**The data:**
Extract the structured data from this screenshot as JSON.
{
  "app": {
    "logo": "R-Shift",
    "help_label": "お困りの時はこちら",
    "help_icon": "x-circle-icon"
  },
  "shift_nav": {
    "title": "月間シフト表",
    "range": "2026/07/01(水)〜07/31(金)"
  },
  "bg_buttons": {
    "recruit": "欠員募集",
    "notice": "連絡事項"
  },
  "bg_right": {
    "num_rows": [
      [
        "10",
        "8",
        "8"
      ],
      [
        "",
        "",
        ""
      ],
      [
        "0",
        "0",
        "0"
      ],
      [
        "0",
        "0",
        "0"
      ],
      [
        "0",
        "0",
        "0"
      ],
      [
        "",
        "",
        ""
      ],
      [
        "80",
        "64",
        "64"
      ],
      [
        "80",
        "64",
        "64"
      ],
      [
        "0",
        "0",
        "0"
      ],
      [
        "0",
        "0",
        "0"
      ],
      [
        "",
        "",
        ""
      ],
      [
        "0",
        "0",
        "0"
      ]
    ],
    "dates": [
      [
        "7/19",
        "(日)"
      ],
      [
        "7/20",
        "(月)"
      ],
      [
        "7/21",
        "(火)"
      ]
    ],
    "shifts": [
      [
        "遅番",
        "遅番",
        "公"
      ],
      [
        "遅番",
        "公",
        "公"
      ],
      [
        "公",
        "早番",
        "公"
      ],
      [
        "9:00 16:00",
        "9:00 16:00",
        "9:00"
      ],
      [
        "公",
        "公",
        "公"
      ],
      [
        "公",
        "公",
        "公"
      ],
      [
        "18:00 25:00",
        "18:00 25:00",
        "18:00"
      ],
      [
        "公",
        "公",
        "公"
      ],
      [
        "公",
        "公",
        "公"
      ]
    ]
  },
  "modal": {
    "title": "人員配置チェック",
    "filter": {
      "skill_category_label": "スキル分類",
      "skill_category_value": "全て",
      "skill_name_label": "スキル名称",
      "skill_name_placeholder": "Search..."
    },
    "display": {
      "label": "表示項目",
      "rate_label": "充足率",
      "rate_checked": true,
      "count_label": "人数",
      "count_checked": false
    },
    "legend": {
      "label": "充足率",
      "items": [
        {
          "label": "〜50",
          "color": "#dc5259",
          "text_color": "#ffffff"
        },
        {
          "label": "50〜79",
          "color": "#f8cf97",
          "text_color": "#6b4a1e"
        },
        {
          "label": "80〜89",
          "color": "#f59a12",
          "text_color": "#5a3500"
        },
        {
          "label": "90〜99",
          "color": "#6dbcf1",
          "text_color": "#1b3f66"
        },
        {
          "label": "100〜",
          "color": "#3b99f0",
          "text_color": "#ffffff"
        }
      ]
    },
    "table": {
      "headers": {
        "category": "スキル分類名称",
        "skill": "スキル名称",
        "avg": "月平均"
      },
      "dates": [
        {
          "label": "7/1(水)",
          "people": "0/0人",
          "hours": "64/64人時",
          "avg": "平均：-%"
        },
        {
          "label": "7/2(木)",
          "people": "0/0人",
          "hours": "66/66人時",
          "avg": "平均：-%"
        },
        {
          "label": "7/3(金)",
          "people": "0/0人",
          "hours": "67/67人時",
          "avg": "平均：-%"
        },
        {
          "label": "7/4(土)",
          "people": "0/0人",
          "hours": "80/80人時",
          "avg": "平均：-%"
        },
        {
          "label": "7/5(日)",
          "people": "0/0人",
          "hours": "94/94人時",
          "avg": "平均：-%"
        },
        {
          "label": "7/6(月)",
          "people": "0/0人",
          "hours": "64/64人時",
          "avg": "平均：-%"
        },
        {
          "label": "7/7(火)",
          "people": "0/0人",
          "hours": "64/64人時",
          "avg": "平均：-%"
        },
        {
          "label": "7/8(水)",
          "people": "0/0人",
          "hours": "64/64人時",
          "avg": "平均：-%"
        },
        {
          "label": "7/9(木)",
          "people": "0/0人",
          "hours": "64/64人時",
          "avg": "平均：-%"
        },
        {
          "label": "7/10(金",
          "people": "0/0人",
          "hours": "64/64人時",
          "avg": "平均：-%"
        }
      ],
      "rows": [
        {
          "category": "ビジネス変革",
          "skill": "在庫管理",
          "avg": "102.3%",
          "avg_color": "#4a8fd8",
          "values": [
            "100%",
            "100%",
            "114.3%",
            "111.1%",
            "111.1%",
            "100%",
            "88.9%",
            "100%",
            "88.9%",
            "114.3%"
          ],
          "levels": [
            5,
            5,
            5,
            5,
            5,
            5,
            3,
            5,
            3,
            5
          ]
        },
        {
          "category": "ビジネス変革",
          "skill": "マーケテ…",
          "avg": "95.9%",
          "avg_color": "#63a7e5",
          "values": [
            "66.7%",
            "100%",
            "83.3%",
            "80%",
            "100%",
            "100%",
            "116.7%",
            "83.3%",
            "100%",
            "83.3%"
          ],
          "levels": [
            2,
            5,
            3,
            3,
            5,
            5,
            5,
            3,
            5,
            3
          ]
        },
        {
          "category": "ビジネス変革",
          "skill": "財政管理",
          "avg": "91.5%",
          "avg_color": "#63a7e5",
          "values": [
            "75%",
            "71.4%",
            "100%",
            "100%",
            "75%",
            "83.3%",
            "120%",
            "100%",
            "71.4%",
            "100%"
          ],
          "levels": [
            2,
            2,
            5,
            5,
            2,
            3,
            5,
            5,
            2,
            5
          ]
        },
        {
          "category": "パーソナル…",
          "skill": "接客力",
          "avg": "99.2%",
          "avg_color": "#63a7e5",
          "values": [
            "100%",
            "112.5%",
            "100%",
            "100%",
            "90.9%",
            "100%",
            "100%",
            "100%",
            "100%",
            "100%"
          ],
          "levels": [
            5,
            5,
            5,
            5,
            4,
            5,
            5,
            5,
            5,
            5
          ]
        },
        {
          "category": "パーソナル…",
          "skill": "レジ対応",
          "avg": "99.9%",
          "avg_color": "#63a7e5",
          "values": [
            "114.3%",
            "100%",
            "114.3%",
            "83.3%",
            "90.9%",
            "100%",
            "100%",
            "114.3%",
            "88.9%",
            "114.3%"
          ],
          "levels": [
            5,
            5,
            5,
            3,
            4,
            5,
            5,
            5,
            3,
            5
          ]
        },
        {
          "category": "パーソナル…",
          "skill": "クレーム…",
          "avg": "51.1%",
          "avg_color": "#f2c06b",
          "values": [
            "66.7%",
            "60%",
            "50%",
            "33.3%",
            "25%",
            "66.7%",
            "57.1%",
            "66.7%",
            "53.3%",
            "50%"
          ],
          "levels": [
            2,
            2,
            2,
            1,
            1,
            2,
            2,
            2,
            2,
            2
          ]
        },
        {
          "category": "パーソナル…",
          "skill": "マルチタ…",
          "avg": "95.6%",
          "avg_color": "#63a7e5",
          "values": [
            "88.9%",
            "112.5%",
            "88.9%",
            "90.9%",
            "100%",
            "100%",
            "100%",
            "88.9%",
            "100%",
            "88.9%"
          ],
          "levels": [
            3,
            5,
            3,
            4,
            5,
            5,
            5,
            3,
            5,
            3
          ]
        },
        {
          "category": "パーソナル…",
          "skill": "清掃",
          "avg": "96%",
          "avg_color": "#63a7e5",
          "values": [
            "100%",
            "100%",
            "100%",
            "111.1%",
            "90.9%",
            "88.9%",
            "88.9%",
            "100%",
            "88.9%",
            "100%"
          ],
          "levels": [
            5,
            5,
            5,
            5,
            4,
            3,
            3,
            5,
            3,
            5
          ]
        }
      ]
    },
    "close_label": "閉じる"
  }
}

**What you should do:**
Copy every line of the records word for word.

**Exercise solution:**
Extract the structured data from this screenshot as JSON.
{
  "app": {
    "logo": "R-Shift",
    "help_label": "お困りの時はこちら",
    "help_icon": "x-circle-icon"
  },
  "shift_nav": {
    "title": "月間シフト表",
    "range": "2026/07/01(水)〜07/31(金)"
  },
  "bg_buttons": {
    "recruit": "欠員募集",
    "notice": "連絡事項"
  },
  "bg_right": {
    "num_rows": [
      [
        "10",
        "8",
        "8"
      ],
      [
        "",
        "",
        ""
      ],
      [
        "0",
        "0",
        "0"
      ],
      [
        "0",
        "0",
        "0"
      ],
      [
        "0",
        "0",
        "0"
      ],
      [
        "",
        "",
        ""
      ],
      [
        "80",
        "64",
        "64"
      ],
      [
        "80",
        "64",
        "64"
      ],
      [
        "0",
        "0",
        "0"
      ],
      [
        "0",
        "0",
        "0"
      ],
      [
        "",
        "",
        ""
      ],
      [
        "0",
        "0",
        "0"
      ]
    ],
    "dates": [
      [
        "7/19",
        "(日)"
      ],
      [
        "7/20",
        "(月)"
      ],
      [
        "7/21",
        "(火)"
      ]
    ],
    "shifts": [
      [
        "遅番",
        "遅番",
        "公"
      ],
      [
        "遅番",
        "公",
        "公"
      ],
      [
        "公",
        "早番",
        "公"
      ],
      [
        "9:00 16:00",
        "9:00 16:00",
        "9:00"
      ],
      [
        "公",
        "公",
        "公"
      ],
      [
        "公",
        "公",
        "公"
      ],
      [
        "18:00 25:00",
        "18:00 25:00",
        "18:00"
      ],
      [
        "公",
        "公",
        "公"
      ],
      [
        "公",
        "公",
        "公"
      ]
    ]
  },
  "modal": {
    "title": "人員配置チェック",
    "filter": {
      "skill_category_label": "スキル分類",
      "skill_category_value": "全て",
      "skill_name_label": "スキル名称",
      "skill_name_placeholder": "Search..."
    },
    "display": {
      "label": "表示項目",
      "rate_label": "充足率",
      "rate_checked": true,
      "count_label": "人数",
      "count_checked": false
    },
    "legend": {
      "label": "充足率",
      "items": [
        {
          "label": "〜50",
          "color": "#dc5259",
          "text_color": "#ffffff"
        },
        {
          "label": "50〜79",
          "color": "#f8cf97",
          "text_color": "#6b4a1e"
        },
        {
          "label": "80〜89",
          "color": "#f59a12",
          "text_color": "#5a3500"
        },
        {
          "label": "90〜99",
          "color": "#6dbcf1",
          "text_color": "#1b3f66"
        },
        {
          "label": "100〜",
          "color": "#3b99f0",
          "text_color": "#ffffff"
        }
      ]
    },
    "table": {
      "headers": {
        "category": "スキル分類名称",
        "skill": "スキル名称",
        "avg": "月平均"
      },
      "dates": [
        {
          "label": "7/1(水)",
          "people": "0/0人",
          "hours": "64/64人時",
          "avg": "平均：-%"
        },
        {
          "label": "7/2(木)",
          "people": "0/0人",
          "hours": "66/66人時",
          "avg": "平均：-%"
        },
        {
          "label": "7/3(金)",
          "people": "0/0人",
          "hours": "67/67人時",
          "avg": "平均：-%"
        },
        {
          "label": "7/4(土)",
          "people": "0/0人",
          "hours": "80/80人時",
          "avg": "平均：-%"
        },
        {
          "label": "7/5(日)",
          "people": "0/0人",
          "hours": "94/94人時",
          "avg": "平均：-%"
        },
        {
          "label": "7/6(月)",
          "people": "0/0人",
          "hours": "64/64人時",
          "avg": "平均：-%"
        },
        {
          "label": "7/7(火)",
          "people": "0/0人",
          "hours": "64/64人時",
          "avg": "平均：-%"
        },
        {
          "label": "7/8(水)",
          "people": "0/0人",
          "hours": "64/64人時",
          "avg": "平均：-%"
        },
        {
          "label": "7/9(木)",
          "people": "0/0人",
          "hours": "64/64人時",
          "avg": "平均：-%"
        },
        {
          "label": "7/10(金",
          "people": "0/0人",
          "hours": "64/64人時",
          "avg": "平均：-%"
        }
      ],
      "rows": [
        {
          "category": "ビジネス変革",
          "skill": "在庫管理",
          "avg": "102.3%",
          "avg_color": "#4a8fd8",
          "values": [
            "100%",
            "100%",
            "114.3%",
            "111.1%",
            "111.1%",
            "100%",
            "88.9%",
            "100%",
            "88.9%",
            "114.3%"
          ],
          "levels": [
            5,
            5,
            5,
            5,
            5,
            5,
            3,
            5,
            3,
            5
          ]
        },
        {
          "category": "ビジネス変革",
          "skill": "マーケテ…",
          "avg": "95.9%",
          "avg_color": "#63a7e5",
          "values": [
            "66.7%",
            "100%",
            "83.3%",
            "80%",
            "100%",
            "100%",
            "116.7%",
            "83.3%",
            "100%",
            "83.3%"
          ],
          "levels": [
            2,
            5,
            3,
            3,
            5,
            5,
            5,
            3,
            5,
            3
          ]
        },
        {
          "category": "ビジネス変革",
          "skill": "財政管理",
          "avg": "91.5%",
          "avg_color": "#63a7e5",
          "values": [
            "75%",
            "71.4%",
            "100%",
            "100%",
            "75%",
            "83.3%",
            "120%",
            "100%",
            "71.4%",
            "100%"
          ],
          "levels": [
            2,
            2,
            5,
            5,
            2,
            3,
            5,
            5,
            2,
            5
          ]
        },
        {
          "category": "パーソナル…",
          "skill": "接客力",
          "avg": "99.2%",
          "avg_color": "#63a7e5",
          "values": [
            "100%",
            "112.5%",
            "100%",
            "100%",
            "90.9%",
            "100%",
            "100%",
            "100%",
            "100%",
            "100%"
          ],
          "levels": [
            5,
            5,
            5,
            5,
            4,
            5,
            5,
            5,
            5,
            5
          ]
        },
        {
          "category": "パーソナル…",
          "skill": "レジ対応",
          "avg": "99.9%",
          "avg_color": "#63a7e5",
          "values": [
            "114.3%",
            "100%",
            "114.3%",
            "83.3%",
            "90.9%",
            "100%",
            "100%",
            "114.3%",
            "88.9%",
            "114.3%"
          ],
          "levels": [
            5,
            5,
            5,
            3,
            4,
            5,
            5,
            5,
            3,
            5
          ]
        },
        {
          "category": "パーソナル…",
          "skill": "クレーム…",
          "avg": "51.1%",
          "avg_color": "#f2c06b",
          "values": [
            "66.7%",
            "60%",
            "50%",
            "33.3%",
            "25%",
            "66.7%",
            "57.1%",
            "66.7%",
            "53.3%",
            "50%"
          ],
          "levels": [
            2,
            2,
            2,
            1,
            1,
            2,
            2,
            2,
            2,
            2
          ]
        },
        {
          "category": "パーソナル…",
          "skill": "マルチタ…",
          "avg": "95.6%",
          "avg_color": "#63a7e5",
          "values": [
            "88.9%",
            "112.5%",
            "88.9%",
            "90.9%",
            "100%",
            "100%",
            "100%",
            "88.9%",
            "100%",
            "88.9%"
          ],
          "levels": [
            3,
            5,
            3,
            4,
            5,
            5,
            5,
            3,
            5,
            3
          ]
        },
        {
          "category": "パーソナル…",
          "skill": "清掃",
          "avg": "96%",
          "avg_color": "#63a7e5",
          "values": [
            "100%",
            "100%",
            "100%",
            "111.1%",
            "90.9%",
            "88.9%",
            "88.9%",
            "100%",
            "88.9%",
            "100%"
          ],
          "levels": [
            5,
            5,
            5,
            5,
            4,
            3,
            3,
            5,
            3,
            5
          ]
        }
      ]
    },
    "close_label": "閉じる"
  }
}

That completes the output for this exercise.